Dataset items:
· · · · · · ·

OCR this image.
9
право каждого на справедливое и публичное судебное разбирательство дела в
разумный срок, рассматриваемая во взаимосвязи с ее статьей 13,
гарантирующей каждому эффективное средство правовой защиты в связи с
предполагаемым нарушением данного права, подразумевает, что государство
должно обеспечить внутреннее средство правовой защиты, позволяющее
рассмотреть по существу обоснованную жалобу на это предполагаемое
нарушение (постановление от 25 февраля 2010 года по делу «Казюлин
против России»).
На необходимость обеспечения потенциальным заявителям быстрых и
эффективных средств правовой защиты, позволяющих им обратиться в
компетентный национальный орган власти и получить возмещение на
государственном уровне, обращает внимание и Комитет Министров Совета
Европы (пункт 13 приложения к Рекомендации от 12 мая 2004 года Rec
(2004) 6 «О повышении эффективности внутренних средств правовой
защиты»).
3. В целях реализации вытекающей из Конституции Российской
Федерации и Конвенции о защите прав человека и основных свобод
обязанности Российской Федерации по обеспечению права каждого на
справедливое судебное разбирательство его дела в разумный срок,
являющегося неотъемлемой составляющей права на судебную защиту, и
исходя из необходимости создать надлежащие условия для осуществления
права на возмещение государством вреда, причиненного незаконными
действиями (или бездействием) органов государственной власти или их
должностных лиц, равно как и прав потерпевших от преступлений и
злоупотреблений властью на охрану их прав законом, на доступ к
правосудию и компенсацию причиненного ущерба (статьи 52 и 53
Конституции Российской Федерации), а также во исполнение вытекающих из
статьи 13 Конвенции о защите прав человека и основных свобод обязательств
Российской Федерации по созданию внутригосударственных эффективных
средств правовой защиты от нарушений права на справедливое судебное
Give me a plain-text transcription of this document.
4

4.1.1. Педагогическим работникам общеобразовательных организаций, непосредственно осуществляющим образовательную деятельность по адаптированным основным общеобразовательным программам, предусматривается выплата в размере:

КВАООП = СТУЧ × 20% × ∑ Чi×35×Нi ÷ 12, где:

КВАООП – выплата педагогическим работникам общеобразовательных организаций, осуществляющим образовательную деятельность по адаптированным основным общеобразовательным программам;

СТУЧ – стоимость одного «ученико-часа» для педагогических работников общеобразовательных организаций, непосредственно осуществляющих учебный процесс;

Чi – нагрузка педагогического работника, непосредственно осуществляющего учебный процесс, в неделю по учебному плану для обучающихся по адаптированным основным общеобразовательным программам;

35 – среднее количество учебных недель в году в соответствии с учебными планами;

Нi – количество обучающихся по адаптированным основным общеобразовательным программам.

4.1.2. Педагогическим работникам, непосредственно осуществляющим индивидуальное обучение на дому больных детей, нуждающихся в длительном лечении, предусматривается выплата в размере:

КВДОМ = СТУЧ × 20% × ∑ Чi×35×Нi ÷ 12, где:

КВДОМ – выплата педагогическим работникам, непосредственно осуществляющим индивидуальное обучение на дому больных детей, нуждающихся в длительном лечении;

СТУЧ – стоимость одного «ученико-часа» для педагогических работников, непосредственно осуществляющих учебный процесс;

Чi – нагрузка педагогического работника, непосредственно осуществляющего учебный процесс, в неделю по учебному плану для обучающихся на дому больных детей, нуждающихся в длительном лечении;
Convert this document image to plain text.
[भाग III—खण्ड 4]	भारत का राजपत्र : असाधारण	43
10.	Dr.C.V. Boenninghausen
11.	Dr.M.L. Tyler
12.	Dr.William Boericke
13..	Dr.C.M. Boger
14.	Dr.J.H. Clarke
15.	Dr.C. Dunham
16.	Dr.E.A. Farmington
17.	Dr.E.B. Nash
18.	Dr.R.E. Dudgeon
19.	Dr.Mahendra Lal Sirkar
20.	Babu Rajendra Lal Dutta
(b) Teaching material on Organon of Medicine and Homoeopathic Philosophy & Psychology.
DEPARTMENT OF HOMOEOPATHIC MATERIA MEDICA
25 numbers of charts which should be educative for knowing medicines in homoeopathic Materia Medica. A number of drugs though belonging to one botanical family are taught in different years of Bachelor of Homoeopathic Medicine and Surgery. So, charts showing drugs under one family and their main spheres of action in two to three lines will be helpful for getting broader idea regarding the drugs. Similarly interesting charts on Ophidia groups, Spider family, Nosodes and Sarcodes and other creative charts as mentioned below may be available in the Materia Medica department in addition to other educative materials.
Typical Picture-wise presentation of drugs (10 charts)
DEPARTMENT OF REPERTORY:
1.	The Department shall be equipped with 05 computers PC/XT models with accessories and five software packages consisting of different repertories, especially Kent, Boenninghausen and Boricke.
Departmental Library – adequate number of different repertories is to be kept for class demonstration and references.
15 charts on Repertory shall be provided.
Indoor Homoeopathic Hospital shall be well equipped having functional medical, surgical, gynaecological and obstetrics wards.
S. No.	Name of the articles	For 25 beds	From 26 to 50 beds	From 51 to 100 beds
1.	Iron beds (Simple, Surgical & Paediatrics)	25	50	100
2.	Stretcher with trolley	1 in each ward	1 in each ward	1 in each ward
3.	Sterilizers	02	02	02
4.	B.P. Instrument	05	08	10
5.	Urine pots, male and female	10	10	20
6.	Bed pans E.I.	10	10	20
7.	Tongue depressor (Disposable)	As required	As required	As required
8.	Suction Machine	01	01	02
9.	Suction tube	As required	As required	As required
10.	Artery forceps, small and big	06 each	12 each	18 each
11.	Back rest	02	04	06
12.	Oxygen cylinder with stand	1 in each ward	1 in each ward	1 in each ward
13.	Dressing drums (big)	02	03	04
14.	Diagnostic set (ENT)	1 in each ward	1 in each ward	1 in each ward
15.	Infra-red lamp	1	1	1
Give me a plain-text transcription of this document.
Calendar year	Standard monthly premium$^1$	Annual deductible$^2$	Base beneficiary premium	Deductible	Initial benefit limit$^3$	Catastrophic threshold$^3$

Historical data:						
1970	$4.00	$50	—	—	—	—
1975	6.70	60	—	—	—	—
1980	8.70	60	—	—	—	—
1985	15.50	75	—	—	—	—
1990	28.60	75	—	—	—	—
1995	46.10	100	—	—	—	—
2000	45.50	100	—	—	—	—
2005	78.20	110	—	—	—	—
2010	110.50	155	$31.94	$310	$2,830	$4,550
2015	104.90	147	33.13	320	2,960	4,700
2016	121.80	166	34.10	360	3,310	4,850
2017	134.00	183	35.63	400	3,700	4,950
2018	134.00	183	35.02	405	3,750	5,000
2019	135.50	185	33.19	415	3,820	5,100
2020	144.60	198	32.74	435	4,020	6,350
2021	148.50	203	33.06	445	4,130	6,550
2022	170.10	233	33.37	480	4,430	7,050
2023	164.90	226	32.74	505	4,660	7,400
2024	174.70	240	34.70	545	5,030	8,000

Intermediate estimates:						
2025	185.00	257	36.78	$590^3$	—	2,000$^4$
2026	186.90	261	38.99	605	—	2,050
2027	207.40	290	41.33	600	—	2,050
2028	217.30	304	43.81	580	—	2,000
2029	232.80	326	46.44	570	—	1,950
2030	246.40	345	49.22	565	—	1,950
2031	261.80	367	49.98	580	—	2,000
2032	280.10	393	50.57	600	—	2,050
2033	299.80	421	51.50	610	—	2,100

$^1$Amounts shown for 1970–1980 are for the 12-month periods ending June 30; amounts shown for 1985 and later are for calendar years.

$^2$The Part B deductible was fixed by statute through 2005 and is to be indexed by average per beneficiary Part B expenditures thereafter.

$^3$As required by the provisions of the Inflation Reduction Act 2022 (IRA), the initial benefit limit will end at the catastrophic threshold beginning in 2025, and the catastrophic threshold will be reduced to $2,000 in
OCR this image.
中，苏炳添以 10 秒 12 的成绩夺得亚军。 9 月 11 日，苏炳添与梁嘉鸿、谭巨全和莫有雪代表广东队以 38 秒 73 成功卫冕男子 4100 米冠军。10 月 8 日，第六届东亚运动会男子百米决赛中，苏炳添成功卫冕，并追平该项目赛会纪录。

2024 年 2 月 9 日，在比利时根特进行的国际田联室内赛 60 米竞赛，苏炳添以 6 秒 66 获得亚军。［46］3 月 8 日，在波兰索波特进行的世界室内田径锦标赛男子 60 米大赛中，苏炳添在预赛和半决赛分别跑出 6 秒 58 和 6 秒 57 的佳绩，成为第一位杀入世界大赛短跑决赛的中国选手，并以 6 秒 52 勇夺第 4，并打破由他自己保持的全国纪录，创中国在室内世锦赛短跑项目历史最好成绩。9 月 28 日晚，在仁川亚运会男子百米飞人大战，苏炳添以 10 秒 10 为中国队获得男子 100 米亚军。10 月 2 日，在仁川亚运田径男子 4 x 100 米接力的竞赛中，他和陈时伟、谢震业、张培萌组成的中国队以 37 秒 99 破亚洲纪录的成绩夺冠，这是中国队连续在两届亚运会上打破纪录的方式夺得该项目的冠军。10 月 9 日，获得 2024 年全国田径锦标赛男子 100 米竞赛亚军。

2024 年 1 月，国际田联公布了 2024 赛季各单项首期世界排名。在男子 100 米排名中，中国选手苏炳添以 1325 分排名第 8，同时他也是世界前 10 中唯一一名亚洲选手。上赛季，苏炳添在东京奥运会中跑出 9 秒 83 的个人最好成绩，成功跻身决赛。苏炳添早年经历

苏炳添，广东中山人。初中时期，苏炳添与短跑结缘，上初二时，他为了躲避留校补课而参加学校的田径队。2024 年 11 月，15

· · · · · · ·

Given task
List all lines holding the string "эффективных".

Solved exercise
эффективных средств правовой защиты, позволяющих им обратиться в
Российской Федерации по созданию внутригосударственных эффективных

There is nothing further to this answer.